--- Task inputs ---
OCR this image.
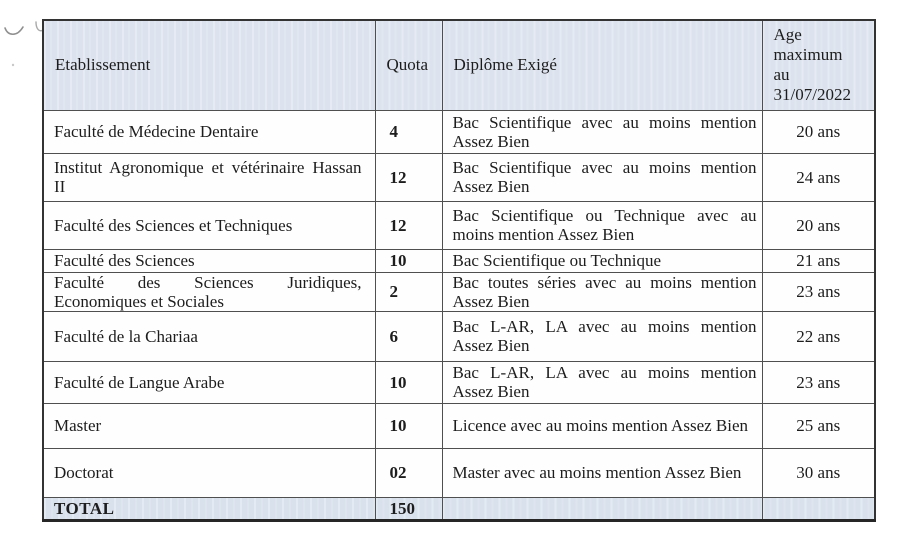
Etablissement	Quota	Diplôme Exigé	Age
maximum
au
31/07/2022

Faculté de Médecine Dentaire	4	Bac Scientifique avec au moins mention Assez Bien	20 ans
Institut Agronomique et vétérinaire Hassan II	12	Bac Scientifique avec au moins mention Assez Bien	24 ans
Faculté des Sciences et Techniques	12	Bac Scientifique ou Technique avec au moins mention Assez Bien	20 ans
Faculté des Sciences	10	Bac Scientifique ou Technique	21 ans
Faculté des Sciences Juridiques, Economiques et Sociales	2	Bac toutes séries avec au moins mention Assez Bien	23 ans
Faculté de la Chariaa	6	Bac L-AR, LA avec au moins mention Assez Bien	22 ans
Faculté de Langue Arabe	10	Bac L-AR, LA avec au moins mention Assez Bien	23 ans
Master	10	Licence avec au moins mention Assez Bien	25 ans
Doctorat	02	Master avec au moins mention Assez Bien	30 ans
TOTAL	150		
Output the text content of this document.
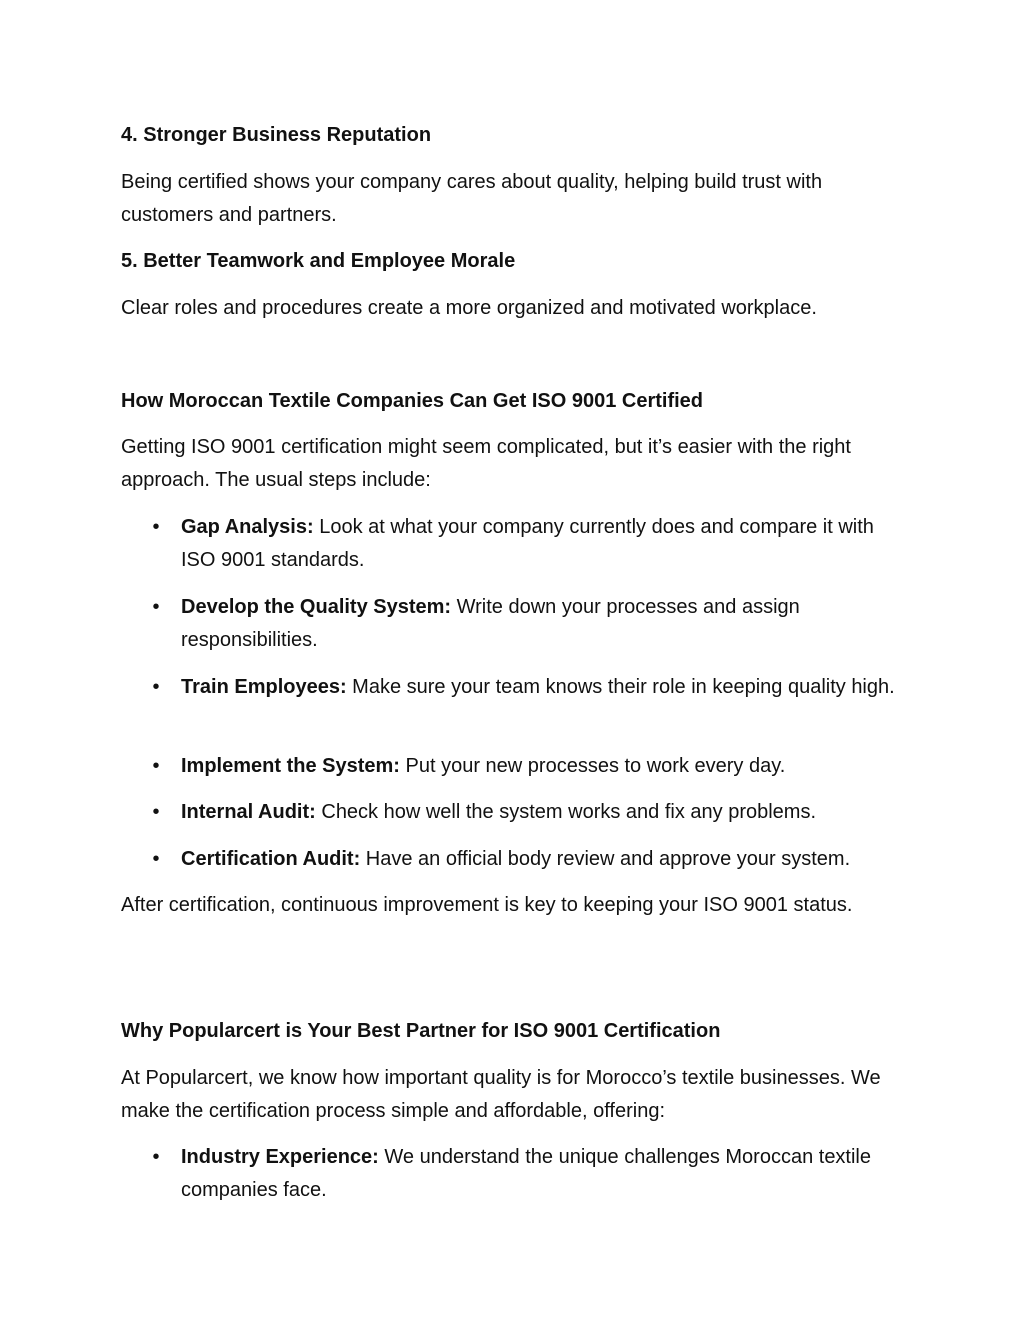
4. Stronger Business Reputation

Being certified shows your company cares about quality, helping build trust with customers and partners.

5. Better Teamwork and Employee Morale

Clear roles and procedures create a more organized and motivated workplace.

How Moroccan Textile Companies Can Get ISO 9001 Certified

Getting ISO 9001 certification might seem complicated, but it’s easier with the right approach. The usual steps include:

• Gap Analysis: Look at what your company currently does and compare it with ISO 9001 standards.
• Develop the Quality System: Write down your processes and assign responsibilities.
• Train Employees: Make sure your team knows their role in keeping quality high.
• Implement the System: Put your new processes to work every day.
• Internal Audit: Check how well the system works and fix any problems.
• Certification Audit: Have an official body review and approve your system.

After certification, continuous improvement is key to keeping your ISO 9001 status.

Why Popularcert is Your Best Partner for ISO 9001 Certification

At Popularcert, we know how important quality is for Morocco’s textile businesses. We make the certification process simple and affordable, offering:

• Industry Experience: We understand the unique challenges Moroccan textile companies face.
---
--- Task inputs ---
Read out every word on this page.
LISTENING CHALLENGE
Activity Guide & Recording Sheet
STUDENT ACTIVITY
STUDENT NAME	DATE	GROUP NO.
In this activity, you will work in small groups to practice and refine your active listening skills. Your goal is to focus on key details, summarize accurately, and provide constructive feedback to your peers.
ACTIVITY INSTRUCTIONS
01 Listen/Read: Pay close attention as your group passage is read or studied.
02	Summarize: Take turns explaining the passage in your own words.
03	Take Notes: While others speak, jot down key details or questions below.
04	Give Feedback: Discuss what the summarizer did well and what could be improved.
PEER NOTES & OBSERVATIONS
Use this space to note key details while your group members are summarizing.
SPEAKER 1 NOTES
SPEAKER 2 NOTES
---
## Work to be completed
Report how many lines of the entries hold the word "Sciences". Nothing else is needed.

## Answer for the task
3